*WHAT YOU HAVE TO DO*: Write out every line of the data below word for word, with no changes.

[RECORDS FOR PROCESSING start]

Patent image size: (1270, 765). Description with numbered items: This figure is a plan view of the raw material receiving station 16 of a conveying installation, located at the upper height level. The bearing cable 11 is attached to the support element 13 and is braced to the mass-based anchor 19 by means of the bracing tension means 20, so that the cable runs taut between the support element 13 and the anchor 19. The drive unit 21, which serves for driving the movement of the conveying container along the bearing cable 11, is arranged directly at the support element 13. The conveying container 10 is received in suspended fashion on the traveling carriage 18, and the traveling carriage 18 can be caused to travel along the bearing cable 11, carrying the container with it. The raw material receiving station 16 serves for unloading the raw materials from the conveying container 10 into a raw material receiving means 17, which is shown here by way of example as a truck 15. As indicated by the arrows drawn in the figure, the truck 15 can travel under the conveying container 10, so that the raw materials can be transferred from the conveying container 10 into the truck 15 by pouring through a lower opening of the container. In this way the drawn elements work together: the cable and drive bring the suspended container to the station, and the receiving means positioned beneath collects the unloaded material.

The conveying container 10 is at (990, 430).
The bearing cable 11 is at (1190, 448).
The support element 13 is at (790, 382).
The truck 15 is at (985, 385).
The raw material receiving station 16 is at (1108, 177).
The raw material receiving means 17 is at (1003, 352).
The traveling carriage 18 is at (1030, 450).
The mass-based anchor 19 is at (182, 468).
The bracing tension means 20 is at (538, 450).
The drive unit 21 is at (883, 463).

[RECORDS FOR PROCESSING end]

*FINAL RESULT*:
Patent image size: (1270, 765). Description with numbered items: This figure is a plan view of the raw material receiving station 16 of a conveying installation, located at the upper height level. The bearing cable 11 is attached to the support element 13 and is braced to the mass-based anchor 19 by means of the bracing tension means 20, so that the cable runs taut between the support element 13 and the anchor 19. The drive unit 21, which serves for driving the movement of the conveying container along the bearing cable 11, is arranged directly at the support element 13. The conveying container 10 is received in suspended fashion on the traveling carriage 18, and the traveling carriage 18 can be caused to travel along the bearing cable 11, carrying the container with it. The raw material receiving station 16 serves for unloading the raw materials from the conveying container 10 into a raw material receiving means 17, which is shown here by way of example as a truck 15. As indicated by the arrows drawn in the figure, the truck 15 can travel under the conveying container 10, so that the raw materials can be transferred from the conveying container 10 into the truck 15 by pouring through a lower opening of the container. In this way the drawn elements work together: the cable and drive bring the suspended container to the station, and the receiving means positioned beneath collects the unloaded material.

The conveying container 10 is at (990, 430).
The bearing cable 11 is at (1190, 448).
The support element 13 is at (790, 382).
The truck 15 is at (985, 385).
The raw material receiving station 16 is at (1108, 177).
The raw material receiving means 17 is at (1003, 352).
The traveling carriage 18 is at (1030, 450).
The mass-based anchor 19 is at (182, 468).
The bracing tension means 20 is at (538, 450).
The drive unit 21 is at (883, 463).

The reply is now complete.